- [Material provided]
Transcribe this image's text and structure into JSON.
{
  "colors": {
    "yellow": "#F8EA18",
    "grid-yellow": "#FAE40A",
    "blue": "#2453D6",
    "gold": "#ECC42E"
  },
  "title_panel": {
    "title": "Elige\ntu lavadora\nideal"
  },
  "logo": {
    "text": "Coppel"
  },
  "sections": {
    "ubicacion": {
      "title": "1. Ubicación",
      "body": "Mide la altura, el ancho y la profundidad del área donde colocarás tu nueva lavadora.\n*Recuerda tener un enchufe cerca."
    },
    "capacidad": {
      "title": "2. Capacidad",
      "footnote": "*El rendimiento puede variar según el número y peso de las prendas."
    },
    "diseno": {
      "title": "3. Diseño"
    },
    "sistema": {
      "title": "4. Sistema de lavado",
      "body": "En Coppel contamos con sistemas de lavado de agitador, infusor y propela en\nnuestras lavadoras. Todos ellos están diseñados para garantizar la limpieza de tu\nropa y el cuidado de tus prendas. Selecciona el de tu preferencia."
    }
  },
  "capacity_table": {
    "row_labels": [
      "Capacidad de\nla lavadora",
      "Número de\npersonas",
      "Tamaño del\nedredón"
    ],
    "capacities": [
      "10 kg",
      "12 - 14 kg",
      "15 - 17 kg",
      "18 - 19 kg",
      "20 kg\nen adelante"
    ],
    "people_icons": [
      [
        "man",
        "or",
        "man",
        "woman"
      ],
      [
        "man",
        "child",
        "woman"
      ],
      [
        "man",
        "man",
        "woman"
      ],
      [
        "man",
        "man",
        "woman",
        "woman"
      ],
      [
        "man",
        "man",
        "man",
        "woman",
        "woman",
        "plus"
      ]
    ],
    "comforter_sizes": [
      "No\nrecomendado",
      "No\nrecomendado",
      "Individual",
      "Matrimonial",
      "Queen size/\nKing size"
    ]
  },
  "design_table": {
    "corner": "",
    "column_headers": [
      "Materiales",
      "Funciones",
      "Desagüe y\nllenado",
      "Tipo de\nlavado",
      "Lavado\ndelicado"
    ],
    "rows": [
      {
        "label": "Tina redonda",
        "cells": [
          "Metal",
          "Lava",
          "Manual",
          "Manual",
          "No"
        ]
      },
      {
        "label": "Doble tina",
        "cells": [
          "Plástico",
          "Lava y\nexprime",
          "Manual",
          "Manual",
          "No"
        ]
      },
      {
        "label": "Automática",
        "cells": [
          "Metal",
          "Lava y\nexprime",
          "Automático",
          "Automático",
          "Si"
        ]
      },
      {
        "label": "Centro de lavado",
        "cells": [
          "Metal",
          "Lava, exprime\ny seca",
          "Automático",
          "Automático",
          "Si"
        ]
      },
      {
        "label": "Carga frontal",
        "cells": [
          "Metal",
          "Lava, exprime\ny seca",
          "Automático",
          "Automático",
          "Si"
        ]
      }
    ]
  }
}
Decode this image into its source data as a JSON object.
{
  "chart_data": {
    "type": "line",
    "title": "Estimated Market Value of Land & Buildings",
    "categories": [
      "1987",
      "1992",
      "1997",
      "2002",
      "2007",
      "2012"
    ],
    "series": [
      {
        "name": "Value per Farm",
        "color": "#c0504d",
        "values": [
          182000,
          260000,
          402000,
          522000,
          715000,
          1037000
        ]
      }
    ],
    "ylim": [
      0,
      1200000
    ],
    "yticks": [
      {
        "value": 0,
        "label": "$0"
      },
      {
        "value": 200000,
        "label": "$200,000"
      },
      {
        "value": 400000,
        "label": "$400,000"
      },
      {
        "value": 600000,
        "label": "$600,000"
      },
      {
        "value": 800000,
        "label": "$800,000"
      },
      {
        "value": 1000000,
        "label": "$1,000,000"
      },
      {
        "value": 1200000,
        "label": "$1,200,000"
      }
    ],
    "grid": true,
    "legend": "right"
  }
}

- [Do this] Each line of the material should be echoed exactly.

- [Written response]
Transcribe this image's text and structure into JSON.
{
  "colors": {
    "yellow": "#F8EA18",
    "grid-yellow": "#FAE40A",
    "blue": "#2453D6",
    "gold": "#ECC42E"
  },
  "title_panel": {
    "title": "Elige\ntu lavadora\nideal"
  },
  "logo": {
    "text": "Coppel"
  },
  "sections": {
    "ubicacion": {
      "title": "1. Ubicación",
      "body": "Mide la altura, el ancho y la profundidad del área donde colocarás tu nueva lavadora.\n*Recuerda tener un enchufe cerca."
    },
    "capacidad": {
      "title": "2. Capacidad",
      "footnote": "*El rendimiento puede variar según el número y peso de las prendas."
    },
    "diseno": {
      "title": "3. Diseño"
    },
    "sistema": {
      "title": "4. Sistema de lavado",
      "body": "En Coppel contamos con sistemas de lavado de agitador, infusor y propela en\nnuestras lavadoras. Todos ellos están diseñados para garantizar la limpieza de tu\nropa y el cuidado de tus prendas. Selecciona el de tu preferencia."
    }
  },
  "capacity_table": {
    "row_labels": [
      "Capacidad de\nla lavadora",
      "Número de\npersonas",
      "Tamaño del\nedredón"
    ],
    "capacities": [
      "10 kg",
      "12 - 14 kg",
      "15 - 17 kg",
      "18 - 19 kg",
      "20 kg\nen adelante"
    ],
    "people_icons": [
      [
        "man",
        "or",
        "man",
        "woman"
      ],
      [
        "man",
        "child",
        "woman"
      ],
      [
        "man",
        "man",
        "woman"
      ],
      [
        "man",
        "man",
        "woman",
        "woman"
      ],
      [
        "man",
        "man",
        "man",
        "woman",
        "woman",
        "plus"
      ]
    ],
    "comforter_sizes": [
      "No\nrecomendado",
      "No\nrecomendado",
      "Individual",
      "Matrimonial",
      "Queen size/\nKing size"
    ]
  },
  "design_table": {
    "corner": "",
    "column_headers": [
      "Materiales",
      "Funciones",
      "Desagüe y\nllenado",
      "Tipo de\nlavado",
      "Lavado\ndelicado"
    ],
    "rows": [
      {
        "label": "Tina redonda",
        "cells": [
          "Metal",
          "Lava",
          "Manual",
          "Manual",
          "No"
        ]
      },
      {
        "label": "Doble tina",
        "cells": [
          "Plástico",
          "Lava y\nexprime",
          "Manual",
          "Manual",
          "No"
        ]
      },
      {
        "label": "Automática",
        "cells": [
          "Metal",
          "Lava y\nexprime",
          "Automático",
          "Automático",
          "Si"
        ]
      },
      {
        "label": "Centro de lavado",
        "cells": [
          "Metal",
          "Lava, exprime\ny seca",
          "Automático",
          "Automático",
          "Si"
        ]
      },
      {
        "label": "Carga frontal",
        "cells": [
          "Metal",
          "Lava, exprime\ny seca",
          "Automático",
          "Automático",
          "Si"
        ]
      }
    ]
  }
}
Decode this image into its source data as a JSON object.
{
  "chart_data": {
    "type": "line",
    "title": "Estimated Market Value of Land & Buildings",
    "categories": [
      "1987",
      "1992",
      "1997",
      "2002",
      "2007",
      "2012"
    ],
    "series": [
      {
        "name": "Value per Farm",
        "color": "#c0504d",
        "values": [
          182000,
          260000,
          402000,
          522000,
          715000,
          1037000
        ]
      }
    ],
    "ylim": [
      0,
      1200000
    ],
    "yticks": [
      {
        "value": 0,
        "label": "$0"
      },
      {
        "value": 200000,
        "label": "$200,000"
      },
      {
        "value": 400000,
        "label": "$400,000"
      },
      {
        "value": 600000,
        "label": "$600,000"
      },
      {
        "value": 800000,
        "label": "$800,000"
      },
      {
        "value": 1000000,
        "label": "$1,000,000"
      },
      {
        "value": 1200000,
        "label": "$1,200,000"
      }
    ],
    "grid": true,
    "legend": "right"
  }
}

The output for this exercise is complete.